---------- Exercise data ----------

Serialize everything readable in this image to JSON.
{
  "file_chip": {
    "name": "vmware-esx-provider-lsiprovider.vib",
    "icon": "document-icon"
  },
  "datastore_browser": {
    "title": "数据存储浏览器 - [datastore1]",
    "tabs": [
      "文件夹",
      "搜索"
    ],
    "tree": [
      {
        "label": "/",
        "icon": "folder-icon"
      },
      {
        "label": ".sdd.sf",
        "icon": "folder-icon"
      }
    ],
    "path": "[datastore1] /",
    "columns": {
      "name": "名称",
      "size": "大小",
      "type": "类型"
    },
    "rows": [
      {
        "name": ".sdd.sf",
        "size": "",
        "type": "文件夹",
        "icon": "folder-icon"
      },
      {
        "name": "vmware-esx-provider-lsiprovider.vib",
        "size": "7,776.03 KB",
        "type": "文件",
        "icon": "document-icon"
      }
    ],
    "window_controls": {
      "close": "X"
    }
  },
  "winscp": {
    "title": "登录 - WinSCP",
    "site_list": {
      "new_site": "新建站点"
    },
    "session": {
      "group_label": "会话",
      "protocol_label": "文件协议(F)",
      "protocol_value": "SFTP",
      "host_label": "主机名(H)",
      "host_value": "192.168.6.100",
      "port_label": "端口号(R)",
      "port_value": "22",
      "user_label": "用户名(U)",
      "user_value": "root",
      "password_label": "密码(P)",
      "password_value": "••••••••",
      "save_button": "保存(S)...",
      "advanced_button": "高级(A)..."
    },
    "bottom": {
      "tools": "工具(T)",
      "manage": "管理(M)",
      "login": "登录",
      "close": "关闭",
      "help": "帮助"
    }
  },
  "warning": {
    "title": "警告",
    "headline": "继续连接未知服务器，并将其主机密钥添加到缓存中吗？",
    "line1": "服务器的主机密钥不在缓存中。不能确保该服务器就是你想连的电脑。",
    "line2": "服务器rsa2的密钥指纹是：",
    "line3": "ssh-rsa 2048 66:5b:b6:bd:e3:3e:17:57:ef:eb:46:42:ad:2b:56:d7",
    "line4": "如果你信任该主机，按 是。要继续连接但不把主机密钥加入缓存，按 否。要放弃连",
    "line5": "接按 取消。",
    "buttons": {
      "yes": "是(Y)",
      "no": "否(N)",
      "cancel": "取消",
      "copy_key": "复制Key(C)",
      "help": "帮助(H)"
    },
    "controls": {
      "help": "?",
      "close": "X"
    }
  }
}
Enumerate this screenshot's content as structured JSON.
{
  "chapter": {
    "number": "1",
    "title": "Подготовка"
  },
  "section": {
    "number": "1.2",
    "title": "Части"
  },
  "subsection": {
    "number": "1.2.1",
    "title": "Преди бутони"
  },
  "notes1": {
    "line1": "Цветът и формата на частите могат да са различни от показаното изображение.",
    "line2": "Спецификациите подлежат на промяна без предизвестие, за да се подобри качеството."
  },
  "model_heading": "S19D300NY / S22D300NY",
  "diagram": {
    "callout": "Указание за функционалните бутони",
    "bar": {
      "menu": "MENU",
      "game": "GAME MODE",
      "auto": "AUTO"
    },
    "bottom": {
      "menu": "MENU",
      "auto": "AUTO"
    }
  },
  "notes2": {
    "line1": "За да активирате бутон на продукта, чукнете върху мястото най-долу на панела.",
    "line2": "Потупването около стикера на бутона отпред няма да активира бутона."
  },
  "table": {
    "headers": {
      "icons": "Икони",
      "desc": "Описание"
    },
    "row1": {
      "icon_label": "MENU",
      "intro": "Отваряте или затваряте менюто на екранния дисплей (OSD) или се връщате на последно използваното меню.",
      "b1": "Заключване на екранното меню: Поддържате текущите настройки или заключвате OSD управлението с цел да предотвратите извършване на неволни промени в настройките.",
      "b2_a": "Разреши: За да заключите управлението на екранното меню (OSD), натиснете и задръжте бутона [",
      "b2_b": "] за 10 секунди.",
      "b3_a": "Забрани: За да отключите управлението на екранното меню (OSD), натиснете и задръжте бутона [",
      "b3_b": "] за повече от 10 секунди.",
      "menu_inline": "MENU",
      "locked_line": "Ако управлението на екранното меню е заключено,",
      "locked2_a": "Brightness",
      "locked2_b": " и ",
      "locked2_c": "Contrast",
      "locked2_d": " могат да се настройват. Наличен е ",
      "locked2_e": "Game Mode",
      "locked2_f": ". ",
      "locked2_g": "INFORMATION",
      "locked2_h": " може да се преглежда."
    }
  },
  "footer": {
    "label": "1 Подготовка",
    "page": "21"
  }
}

----------

• [Your instructions]:
Within the entries above, how many lines contain "могат"? Respond with the number only.

• [Solution to the problem]:
2